## Records for the exercise
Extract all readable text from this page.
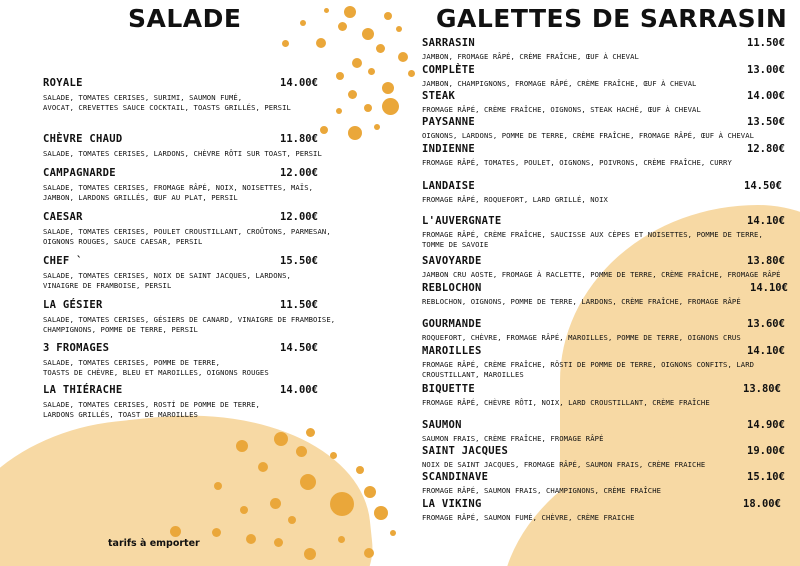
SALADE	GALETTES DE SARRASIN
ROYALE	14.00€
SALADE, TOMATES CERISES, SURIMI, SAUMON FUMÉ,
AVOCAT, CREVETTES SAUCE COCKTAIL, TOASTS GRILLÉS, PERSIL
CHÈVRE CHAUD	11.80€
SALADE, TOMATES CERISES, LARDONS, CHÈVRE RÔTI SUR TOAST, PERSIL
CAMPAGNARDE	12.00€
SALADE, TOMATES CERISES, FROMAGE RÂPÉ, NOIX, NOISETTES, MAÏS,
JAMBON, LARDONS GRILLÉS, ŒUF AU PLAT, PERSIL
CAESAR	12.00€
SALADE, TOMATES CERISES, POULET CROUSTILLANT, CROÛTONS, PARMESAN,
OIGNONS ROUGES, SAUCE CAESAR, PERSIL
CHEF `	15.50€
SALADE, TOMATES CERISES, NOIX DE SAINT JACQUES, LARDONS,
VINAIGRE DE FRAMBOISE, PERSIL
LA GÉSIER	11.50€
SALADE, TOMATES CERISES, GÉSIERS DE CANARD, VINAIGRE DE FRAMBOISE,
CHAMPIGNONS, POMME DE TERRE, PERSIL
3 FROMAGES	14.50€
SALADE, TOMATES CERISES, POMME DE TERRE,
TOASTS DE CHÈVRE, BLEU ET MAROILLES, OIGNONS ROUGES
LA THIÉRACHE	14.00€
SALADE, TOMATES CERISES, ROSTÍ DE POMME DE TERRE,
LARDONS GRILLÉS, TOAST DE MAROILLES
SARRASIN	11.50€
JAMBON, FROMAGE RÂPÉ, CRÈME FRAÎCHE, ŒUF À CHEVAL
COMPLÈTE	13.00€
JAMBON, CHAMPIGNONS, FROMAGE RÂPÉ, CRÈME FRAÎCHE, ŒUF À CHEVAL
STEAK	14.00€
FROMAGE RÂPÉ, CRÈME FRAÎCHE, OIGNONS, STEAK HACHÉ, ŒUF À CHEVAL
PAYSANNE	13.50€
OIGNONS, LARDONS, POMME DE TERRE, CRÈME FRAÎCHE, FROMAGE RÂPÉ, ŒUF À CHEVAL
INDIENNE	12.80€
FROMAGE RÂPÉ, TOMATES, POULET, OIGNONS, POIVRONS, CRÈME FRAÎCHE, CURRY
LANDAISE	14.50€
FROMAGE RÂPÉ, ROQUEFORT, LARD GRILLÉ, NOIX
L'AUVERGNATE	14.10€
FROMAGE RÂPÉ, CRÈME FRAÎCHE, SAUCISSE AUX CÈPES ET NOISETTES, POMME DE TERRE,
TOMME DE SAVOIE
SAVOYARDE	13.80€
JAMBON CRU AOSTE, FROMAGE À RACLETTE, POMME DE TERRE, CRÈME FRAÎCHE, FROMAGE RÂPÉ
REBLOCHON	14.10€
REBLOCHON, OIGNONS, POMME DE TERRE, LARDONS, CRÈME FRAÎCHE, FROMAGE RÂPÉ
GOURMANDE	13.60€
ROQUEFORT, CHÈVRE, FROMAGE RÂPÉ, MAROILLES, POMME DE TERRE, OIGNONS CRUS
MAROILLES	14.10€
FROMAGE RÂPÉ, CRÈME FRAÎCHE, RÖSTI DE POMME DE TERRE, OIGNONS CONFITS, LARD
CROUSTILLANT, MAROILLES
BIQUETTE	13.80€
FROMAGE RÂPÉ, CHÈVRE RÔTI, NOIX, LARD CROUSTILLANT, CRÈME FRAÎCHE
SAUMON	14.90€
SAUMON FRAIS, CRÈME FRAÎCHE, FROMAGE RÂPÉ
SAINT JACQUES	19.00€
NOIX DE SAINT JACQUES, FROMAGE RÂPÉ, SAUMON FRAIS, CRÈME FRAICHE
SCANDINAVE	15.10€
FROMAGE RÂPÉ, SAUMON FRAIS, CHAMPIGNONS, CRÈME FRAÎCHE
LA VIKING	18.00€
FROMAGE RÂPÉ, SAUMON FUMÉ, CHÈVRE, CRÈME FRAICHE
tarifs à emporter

## What the task requires
Report how many lines in the listing include the word "CROUSTILLANT". Give nothing but the count.

## Response to the task
3